## BEGIN AVAILABLE DATA

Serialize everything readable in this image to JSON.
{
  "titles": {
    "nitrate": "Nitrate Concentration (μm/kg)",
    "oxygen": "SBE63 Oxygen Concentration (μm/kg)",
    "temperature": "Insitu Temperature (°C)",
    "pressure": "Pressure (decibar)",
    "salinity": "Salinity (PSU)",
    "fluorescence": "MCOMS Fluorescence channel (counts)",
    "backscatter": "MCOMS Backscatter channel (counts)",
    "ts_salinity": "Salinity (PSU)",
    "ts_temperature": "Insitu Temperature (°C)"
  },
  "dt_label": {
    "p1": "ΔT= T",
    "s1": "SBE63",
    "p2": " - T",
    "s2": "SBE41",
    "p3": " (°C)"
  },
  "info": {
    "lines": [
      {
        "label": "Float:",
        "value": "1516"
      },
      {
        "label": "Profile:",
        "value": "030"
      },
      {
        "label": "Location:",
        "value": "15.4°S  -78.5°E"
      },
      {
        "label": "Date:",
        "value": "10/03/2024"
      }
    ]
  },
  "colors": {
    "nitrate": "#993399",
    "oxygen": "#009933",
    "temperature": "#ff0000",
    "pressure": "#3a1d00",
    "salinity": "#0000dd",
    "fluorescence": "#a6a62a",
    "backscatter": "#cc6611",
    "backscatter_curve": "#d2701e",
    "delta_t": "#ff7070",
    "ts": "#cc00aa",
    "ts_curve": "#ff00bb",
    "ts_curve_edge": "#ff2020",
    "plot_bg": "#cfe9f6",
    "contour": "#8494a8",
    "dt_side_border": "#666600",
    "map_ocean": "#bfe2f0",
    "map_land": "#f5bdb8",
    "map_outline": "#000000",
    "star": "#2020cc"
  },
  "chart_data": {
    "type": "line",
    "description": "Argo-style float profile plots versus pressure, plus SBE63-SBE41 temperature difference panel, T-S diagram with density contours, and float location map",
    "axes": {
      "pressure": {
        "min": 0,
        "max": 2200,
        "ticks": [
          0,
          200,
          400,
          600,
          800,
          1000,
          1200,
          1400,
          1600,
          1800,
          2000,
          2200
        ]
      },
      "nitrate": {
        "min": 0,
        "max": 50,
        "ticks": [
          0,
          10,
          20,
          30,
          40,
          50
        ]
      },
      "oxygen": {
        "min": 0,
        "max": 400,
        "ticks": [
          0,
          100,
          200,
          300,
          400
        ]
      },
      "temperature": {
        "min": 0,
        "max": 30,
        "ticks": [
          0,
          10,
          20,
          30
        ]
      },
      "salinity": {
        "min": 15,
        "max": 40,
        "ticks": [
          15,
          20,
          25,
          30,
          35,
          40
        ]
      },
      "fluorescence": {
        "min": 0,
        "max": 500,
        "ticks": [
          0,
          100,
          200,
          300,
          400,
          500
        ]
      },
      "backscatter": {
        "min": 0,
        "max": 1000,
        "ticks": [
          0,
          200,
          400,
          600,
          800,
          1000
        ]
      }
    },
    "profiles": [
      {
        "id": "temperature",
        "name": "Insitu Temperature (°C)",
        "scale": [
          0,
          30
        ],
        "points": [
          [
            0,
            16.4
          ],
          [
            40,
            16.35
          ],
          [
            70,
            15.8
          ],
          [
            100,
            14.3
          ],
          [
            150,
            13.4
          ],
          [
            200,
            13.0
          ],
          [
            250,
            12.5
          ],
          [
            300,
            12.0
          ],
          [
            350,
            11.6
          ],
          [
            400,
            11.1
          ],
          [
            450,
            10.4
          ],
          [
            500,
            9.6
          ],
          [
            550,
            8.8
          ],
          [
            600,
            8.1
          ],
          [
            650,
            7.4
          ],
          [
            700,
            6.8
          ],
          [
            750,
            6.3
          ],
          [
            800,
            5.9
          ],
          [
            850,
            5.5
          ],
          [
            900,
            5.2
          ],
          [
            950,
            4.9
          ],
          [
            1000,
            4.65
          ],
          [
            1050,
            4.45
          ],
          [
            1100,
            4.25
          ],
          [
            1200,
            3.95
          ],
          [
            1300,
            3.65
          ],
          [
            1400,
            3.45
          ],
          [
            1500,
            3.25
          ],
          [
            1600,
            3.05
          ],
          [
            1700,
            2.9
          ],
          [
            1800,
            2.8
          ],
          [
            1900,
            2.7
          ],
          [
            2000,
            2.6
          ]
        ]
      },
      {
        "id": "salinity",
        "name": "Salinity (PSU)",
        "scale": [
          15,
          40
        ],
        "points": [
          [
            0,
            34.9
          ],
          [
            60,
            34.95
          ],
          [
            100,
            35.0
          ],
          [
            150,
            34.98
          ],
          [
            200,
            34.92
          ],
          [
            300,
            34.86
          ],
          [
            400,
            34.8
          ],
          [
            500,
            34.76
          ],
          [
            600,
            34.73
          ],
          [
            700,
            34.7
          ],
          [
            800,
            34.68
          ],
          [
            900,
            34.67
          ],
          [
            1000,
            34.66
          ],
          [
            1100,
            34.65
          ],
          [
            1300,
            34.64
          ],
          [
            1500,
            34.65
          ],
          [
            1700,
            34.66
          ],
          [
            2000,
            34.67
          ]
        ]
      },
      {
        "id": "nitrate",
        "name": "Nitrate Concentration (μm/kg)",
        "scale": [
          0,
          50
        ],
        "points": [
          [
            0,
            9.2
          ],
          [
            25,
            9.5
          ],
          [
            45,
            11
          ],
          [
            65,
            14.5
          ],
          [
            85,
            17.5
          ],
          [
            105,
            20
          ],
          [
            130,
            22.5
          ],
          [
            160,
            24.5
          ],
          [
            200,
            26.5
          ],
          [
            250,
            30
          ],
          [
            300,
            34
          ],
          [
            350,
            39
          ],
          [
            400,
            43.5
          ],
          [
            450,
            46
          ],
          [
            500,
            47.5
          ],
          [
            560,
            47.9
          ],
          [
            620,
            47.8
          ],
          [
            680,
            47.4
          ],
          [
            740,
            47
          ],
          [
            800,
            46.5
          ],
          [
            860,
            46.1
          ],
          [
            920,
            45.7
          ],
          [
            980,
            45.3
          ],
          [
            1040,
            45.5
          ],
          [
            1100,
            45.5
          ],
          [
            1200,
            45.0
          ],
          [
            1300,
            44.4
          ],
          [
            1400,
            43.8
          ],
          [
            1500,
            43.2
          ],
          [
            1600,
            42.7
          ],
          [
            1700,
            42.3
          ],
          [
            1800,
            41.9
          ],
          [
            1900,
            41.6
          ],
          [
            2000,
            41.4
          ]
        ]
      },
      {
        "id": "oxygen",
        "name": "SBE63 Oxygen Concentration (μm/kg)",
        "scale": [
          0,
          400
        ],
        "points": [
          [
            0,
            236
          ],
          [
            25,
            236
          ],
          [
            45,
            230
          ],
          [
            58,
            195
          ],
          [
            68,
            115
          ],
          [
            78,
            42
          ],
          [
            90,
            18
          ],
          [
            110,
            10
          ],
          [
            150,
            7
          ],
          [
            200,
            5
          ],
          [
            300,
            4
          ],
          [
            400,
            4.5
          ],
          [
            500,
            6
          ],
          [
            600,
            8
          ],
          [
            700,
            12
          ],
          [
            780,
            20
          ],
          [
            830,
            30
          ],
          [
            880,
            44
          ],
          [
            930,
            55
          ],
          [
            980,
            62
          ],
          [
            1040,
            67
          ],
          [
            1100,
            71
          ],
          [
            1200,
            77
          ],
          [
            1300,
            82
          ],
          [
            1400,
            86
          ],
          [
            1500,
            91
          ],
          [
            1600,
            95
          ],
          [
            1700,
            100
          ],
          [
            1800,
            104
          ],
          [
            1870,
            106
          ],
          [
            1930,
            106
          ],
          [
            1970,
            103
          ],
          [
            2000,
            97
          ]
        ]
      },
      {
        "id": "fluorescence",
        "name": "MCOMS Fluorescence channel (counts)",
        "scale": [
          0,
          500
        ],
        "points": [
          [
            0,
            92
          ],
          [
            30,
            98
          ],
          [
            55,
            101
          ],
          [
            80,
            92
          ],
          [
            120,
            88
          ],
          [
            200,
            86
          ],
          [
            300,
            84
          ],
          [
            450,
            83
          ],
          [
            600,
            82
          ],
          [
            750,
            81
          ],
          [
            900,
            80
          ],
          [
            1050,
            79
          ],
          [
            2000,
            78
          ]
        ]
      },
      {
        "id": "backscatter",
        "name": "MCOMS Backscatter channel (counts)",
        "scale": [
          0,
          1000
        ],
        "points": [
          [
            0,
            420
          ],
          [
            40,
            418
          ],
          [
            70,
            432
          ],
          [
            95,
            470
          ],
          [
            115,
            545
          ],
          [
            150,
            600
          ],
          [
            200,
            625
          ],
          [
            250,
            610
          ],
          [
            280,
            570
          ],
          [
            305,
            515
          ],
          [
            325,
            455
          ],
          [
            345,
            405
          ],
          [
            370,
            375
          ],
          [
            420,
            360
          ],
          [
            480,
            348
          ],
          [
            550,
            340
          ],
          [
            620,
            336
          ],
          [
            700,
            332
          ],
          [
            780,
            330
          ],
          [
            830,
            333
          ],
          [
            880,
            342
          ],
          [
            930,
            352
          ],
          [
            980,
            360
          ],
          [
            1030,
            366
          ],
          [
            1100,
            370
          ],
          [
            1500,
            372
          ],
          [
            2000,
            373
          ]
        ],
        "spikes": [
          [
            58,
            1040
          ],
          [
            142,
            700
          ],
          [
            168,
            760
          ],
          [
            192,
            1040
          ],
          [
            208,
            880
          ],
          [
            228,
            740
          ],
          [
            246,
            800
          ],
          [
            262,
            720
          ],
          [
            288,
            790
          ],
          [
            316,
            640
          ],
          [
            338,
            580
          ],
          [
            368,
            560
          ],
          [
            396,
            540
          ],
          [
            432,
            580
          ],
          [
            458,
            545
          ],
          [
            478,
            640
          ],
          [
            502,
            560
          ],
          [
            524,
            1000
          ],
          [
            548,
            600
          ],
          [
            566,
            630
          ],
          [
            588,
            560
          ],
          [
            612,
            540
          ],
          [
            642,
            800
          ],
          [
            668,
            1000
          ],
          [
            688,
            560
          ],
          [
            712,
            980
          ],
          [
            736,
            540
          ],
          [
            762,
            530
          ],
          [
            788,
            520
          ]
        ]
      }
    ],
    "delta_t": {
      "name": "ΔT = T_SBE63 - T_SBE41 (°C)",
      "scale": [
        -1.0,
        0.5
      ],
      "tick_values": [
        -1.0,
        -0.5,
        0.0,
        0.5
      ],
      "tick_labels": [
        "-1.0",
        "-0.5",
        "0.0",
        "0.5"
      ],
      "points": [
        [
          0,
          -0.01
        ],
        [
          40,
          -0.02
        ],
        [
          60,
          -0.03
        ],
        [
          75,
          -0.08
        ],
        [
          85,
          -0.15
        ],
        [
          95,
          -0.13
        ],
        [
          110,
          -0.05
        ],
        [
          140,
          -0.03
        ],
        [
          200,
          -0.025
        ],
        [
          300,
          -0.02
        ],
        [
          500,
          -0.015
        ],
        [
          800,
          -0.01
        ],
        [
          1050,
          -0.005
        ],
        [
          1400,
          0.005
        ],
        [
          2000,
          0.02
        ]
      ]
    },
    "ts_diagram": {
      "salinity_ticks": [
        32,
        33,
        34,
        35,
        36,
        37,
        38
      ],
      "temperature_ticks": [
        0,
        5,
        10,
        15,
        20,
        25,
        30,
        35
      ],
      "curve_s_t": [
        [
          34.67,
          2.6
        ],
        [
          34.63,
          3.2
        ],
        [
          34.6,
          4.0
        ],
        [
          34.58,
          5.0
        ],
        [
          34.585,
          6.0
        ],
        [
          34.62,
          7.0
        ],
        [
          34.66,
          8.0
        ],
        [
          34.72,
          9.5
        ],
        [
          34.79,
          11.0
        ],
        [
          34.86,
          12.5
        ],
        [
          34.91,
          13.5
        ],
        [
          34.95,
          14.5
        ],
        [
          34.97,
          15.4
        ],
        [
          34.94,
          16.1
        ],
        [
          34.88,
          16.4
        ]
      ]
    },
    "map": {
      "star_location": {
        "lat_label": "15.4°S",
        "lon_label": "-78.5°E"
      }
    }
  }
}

## END AVAILABLE DATA

WRITTEN PROBLEM: Determine how many lines of the listing above include the word "pressure", and report that number only.

FULL OUTPUT: 4